Required work:
Extract every line that includes the string "средства".
══════════
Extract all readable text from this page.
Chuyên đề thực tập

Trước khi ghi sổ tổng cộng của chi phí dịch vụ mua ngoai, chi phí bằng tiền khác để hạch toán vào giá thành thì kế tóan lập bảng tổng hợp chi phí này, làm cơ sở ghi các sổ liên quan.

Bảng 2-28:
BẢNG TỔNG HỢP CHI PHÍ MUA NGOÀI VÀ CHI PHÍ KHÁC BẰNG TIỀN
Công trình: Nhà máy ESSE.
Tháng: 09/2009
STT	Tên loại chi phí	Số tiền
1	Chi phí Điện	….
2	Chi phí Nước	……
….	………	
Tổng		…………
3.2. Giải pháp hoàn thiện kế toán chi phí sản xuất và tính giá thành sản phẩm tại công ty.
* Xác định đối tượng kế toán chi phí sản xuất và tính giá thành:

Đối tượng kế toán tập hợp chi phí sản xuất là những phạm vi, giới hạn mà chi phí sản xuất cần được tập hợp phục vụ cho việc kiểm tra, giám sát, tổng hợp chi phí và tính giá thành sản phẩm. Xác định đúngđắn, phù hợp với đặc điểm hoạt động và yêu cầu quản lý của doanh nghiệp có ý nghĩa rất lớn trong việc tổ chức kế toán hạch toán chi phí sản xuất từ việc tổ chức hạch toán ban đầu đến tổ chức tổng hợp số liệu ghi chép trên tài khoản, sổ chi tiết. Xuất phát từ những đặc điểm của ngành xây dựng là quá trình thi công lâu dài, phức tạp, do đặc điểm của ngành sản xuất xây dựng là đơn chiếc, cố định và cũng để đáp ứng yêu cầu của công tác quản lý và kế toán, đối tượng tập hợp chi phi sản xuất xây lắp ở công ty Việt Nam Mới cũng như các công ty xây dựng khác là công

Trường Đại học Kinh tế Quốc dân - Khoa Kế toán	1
══════════
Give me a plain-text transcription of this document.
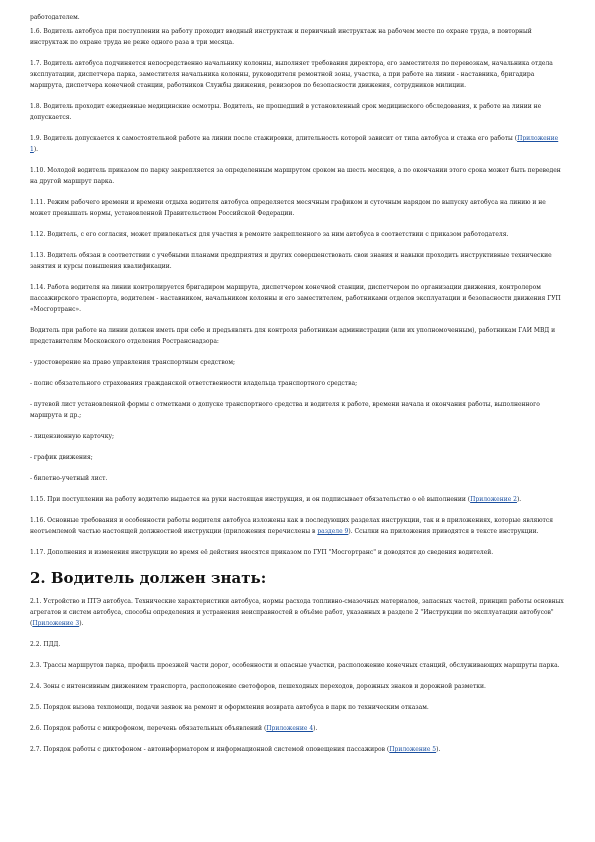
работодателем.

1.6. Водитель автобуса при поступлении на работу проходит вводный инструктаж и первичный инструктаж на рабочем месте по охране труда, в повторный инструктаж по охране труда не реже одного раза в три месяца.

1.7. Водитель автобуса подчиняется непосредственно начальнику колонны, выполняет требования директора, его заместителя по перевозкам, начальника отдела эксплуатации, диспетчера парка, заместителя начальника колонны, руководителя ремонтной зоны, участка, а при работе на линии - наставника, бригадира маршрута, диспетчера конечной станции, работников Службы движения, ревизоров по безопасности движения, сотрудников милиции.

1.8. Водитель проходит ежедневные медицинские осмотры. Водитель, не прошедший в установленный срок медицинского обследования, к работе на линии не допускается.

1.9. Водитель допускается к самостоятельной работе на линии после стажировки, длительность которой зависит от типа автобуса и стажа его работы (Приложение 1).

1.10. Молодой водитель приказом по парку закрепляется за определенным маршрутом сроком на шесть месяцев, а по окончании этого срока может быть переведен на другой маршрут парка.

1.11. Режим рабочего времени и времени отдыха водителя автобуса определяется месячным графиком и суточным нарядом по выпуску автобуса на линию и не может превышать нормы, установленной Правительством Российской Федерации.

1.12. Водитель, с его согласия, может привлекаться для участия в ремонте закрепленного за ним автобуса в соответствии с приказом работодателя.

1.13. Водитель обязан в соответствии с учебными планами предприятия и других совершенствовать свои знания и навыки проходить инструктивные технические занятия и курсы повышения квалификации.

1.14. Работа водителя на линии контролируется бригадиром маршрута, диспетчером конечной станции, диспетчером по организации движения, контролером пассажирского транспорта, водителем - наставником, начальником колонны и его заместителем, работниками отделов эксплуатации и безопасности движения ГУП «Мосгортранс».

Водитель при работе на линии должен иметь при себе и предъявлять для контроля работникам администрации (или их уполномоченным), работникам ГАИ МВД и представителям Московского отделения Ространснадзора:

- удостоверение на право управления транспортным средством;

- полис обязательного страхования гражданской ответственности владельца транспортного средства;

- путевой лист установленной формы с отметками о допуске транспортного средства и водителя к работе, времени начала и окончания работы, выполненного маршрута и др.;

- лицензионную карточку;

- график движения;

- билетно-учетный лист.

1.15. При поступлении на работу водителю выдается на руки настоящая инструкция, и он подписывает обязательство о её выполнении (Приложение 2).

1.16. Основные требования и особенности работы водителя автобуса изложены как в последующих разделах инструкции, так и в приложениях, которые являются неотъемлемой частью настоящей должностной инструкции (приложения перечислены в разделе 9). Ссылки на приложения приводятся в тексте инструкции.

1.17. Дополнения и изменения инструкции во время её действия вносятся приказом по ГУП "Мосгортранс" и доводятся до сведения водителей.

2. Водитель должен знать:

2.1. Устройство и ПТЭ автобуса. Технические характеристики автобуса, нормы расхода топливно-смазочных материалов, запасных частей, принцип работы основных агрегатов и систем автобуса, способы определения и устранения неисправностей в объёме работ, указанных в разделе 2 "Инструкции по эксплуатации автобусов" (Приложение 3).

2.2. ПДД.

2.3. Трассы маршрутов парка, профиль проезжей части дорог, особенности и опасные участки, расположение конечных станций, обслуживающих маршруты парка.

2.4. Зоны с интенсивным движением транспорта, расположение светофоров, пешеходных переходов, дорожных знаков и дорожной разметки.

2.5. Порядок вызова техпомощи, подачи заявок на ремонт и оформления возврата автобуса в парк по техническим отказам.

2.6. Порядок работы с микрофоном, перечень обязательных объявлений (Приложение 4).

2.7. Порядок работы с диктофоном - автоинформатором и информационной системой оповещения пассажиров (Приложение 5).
══════════
Solution to the problem:
- полис обязательного страхования гражданской ответственности владельца транспортного средства;
- путевой лист установленной формы с отметками о допуске транспортного средства и водителя к работе, времени начала и окончания работы, выполненного маршрута и др.;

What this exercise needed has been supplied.